Repeat every line below exactly as it reads.

INFORMATION SHOWN ▸
[START]

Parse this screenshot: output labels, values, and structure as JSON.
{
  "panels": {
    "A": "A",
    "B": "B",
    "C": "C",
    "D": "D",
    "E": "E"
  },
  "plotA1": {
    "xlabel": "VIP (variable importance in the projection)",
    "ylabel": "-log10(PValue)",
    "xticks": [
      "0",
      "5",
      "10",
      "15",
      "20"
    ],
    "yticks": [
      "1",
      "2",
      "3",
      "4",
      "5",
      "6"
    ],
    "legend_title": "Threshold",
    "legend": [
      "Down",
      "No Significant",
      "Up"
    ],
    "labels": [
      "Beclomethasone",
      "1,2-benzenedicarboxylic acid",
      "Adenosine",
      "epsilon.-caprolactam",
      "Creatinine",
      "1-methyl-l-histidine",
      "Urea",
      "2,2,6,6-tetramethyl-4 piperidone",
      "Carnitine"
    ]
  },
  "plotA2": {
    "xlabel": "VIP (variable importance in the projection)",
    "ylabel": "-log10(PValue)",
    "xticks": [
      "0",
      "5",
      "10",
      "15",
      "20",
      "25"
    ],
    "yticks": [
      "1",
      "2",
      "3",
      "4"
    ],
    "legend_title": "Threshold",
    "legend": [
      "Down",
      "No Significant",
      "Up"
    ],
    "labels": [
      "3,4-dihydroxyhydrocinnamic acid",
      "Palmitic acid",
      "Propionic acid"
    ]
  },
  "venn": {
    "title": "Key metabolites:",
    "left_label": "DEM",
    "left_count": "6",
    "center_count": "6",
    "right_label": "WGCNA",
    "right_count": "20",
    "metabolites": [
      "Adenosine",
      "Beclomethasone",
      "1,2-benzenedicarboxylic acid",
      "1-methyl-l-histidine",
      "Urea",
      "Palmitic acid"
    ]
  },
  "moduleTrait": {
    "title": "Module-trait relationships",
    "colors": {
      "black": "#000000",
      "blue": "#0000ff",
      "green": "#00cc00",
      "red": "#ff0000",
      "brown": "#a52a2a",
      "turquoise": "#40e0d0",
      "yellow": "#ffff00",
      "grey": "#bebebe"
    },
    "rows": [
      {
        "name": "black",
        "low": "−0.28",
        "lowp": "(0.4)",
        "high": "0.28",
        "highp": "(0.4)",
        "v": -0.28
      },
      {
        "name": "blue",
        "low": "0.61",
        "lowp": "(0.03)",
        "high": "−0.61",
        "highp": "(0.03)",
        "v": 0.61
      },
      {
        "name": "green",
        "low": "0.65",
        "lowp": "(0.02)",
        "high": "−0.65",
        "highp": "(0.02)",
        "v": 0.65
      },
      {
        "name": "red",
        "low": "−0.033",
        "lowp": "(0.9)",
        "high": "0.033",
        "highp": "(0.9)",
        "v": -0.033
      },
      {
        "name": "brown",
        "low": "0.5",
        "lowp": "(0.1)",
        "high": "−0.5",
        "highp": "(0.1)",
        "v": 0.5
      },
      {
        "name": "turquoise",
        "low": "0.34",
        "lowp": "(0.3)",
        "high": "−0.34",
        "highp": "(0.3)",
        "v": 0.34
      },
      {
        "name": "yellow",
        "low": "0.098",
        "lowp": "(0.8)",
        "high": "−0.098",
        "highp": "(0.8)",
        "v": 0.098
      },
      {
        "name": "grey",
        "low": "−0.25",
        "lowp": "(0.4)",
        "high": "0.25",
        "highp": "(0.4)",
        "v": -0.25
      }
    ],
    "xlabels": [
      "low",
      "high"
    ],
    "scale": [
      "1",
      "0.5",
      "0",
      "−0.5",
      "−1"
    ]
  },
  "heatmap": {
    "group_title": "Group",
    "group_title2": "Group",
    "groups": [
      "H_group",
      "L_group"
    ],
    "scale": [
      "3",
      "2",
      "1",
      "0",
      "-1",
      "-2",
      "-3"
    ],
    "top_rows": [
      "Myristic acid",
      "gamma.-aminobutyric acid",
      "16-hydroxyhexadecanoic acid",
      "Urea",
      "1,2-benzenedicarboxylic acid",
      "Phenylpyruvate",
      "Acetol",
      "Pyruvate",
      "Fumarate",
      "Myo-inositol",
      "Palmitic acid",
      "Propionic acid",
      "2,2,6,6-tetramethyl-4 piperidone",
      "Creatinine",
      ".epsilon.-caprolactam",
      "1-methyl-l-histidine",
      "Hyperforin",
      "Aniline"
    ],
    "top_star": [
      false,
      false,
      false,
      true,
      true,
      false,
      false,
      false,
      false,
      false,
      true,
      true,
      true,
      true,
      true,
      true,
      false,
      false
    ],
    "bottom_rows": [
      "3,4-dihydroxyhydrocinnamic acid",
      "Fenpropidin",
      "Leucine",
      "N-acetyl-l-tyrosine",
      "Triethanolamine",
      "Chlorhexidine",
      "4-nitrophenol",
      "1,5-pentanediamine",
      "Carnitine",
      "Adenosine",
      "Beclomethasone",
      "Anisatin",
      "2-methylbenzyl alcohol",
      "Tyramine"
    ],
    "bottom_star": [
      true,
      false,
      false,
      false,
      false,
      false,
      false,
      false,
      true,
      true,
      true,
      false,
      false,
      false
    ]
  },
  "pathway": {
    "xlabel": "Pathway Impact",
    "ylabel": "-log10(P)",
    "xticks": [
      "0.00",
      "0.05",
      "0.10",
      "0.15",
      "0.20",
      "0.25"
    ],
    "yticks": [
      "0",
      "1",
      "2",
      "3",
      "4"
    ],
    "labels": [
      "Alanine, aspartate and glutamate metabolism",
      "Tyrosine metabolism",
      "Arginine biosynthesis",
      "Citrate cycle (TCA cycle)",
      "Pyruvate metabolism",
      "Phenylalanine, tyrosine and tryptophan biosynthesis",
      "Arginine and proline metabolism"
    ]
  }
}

[END]

EXERCISE OUTPUT ▸
Parse this screenshot: output labels, values, and structure as JSON.
{
  "panels": {
    "A": "A",
    "B": "B",
    "C": "C",
    "D": "D",
    "E": "E"
  },
  "plotA1": {
    "xlabel": "VIP (variable importance in the projection)",
    "ylabel": "-log10(PValue)",
    "xticks": [
      "0",
      "5",
      "10",
      "15",
      "20"
    ],
    "yticks": [
      "1",
      "2",
      "3",
      "4",
      "5",
      "6"
    ],
    "legend_title": "Threshold",
    "legend": [
      "Down",
      "No Significant",
      "Up"
    ],
    "labels": [
      "Beclomethasone",
      "1,2-benzenedicarboxylic acid",
      "Adenosine",
      "epsilon.-caprolactam",
      "Creatinine",
      "1-methyl-l-histidine",
      "Urea",
      "2,2,6,6-tetramethyl-4 piperidone",
      "Carnitine"
    ]
  },
  "plotA2": {
    "xlabel": "VIP (variable importance in the projection)",
    "ylabel": "-log10(PValue)",
    "xticks": [
      "0",
      "5",
      "10",
      "15",
      "20",
      "25"
    ],
    "yticks": [
      "1",
      "2",
      "3",
      "4"
    ],
    "legend_title": "Threshold",
    "legend": [
      "Down",
      "No Significant",
      "Up"
    ],
    "labels": [
      "3,4-dihydroxyhydrocinnamic acid",
      "Palmitic acid",
      "Propionic acid"
    ]
  },
  "venn": {
    "title": "Key metabolites:",
    "left_label": "DEM",
    "left_count": "6",
    "center_count": "6",
    "right_label": "WGCNA",
    "right_count": "20",
    "metabolites": [
      "Adenosine",
      "Beclomethasone",
      "1,2-benzenedicarboxylic acid",
      "1-methyl-l-histidine",
      "Urea",
      "Palmitic acid"
    ]
  },
  "moduleTrait": {
    "title": "Module-trait relationships",
    "colors": {
      "black": "#000000",
      "blue": "#0000ff",
      "green": "#00cc00",
      "red": "#ff0000",
      "brown": "#a52a2a",
      "turquoise": "#40e0d0",
      "yellow": "#ffff00",
      "grey": "#bebebe"
    },
    "rows": [
      {
        "name": "black",
        "low": "−0.28",
        "lowp": "(0.4)",
        "high": "0.28",
        "highp": "(0.4)",
        "v": -0.28
      },
      {
        "name": "blue",
        "low": "0.61",
        "lowp": "(0.03)",
        "high": "−0.61",
        "highp": "(0.03)",
        "v": 0.61
      },
      {
        "name": "green",
        "low": "0.65",
        "lowp": "(0.02)",
        "high": "−0.65",
        "highp": "(0.02)",
        "v": 0.65
      },
      {
        "name": "red",
        "low": "−0.033",
        "lowp": "(0.9)",
        "high": "0.033",
        "highp": "(0.9)",
        "v": -0.033
      },
      {
        "name": "brown",
        "low": "0.5",
        "lowp": "(0.1)",
        "high": "−0.5",
        "highp": "(0.1)",
        "v": 0.5
      },
      {
        "name": "turquoise",
        "low": "0.34",
        "lowp": "(0.3)",
        "high": "−0.34",
        "highp": "(0.3)",
        "v": 0.34
      },
      {
        "name": "yellow",
        "low": "0.098",
        "lowp": "(0.8)",
        "high": "−0.098",
        "highp": "(0.8)",
        "v": 0.098
      },
      {
        "name": "grey",
        "low": "−0.25",
        "lowp": "(0.4)",
        "high": "0.25",
        "highp": "(0.4)",
        "v": -0.25
      }
    ],
    "xlabels": [
      "low",
      "high"
    ],
    "scale": [
      "1",
      "0.5",
      "0",
      "−0.5",
      "−1"
    ]
  },
  "heatmap": {
    "group_title": "Group",
    "group_title2": "Group",
    "groups": [
      "H_group",
      "L_group"
    ],
    "scale": [
      "3",
      "2",
      "1",
      "0",
      "-1",
      "-2",
      "-3"
    ],
    "top_rows": [
      "Myristic acid",
      "gamma.-aminobutyric acid",
      "16-hydroxyhexadecanoic acid",
      "Urea",
      "1,2-benzenedicarboxylic acid",
      "Phenylpyruvate",
      "Acetol",
      "Pyruvate",
      "Fumarate",
      "Myo-inositol",
      "Palmitic acid",
      "Propionic acid",
      "2,2,6,6-tetramethyl-4 piperidone",
      "Creatinine",
      ".epsilon.-caprolactam",
      "1-methyl-l-histidine",
      "Hyperforin",
      "Aniline"
    ],
    "top_star": [
      false,
      false,
      false,
      true,
      true,
      false,
      false,
      false,
      false,
      false,
      true,
      true,
      true,
      true,
      true,
      true,
      false,
      false
    ],
    "bottom_rows": [
      "3,4-dihydroxyhydrocinnamic acid",
      "Fenpropidin",
      "Leucine",
      "N-acetyl-l-tyrosine",
      "Triethanolamine",
      "Chlorhexidine",
      "4-nitrophenol",
      "1,5-pentanediamine",
      "Carnitine",
      "Adenosine",
      "Beclomethasone",
      "Anisatin",
      "2-methylbenzyl alcohol",
      "Tyramine"
    ],
    "bottom_star": [
      true,
      false,
      false,
      false,
      false,
      false,
      false,
      false,
      true,
      true,
      true,
      false,
      false,
      false
    ]
  },
  "pathway": {
    "xlabel": "Pathway Impact",
    "ylabel": "-log10(P)",
    "xticks": [
      "0.00",
      "0.05",
      "0.10",
      "0.15",
      "0.20",
      "0.25"
    ],
    "yticks": [
      "0",
      "1",
      "2",
      "3",
      "4"
    ],
    "labels": [
      "Alanine, aspartate and glutamate metabolism",
      "Tyrosine metabolism",
      "Arginine biosynthesis",
      "Citrate cycle (TCA cycle)",
      "Pyruvate metabolism",
      "Phenylalanine, tyrosine and tryptophan biosynthesis",
      "Arginine and proline metabolism"
    ]
  }
}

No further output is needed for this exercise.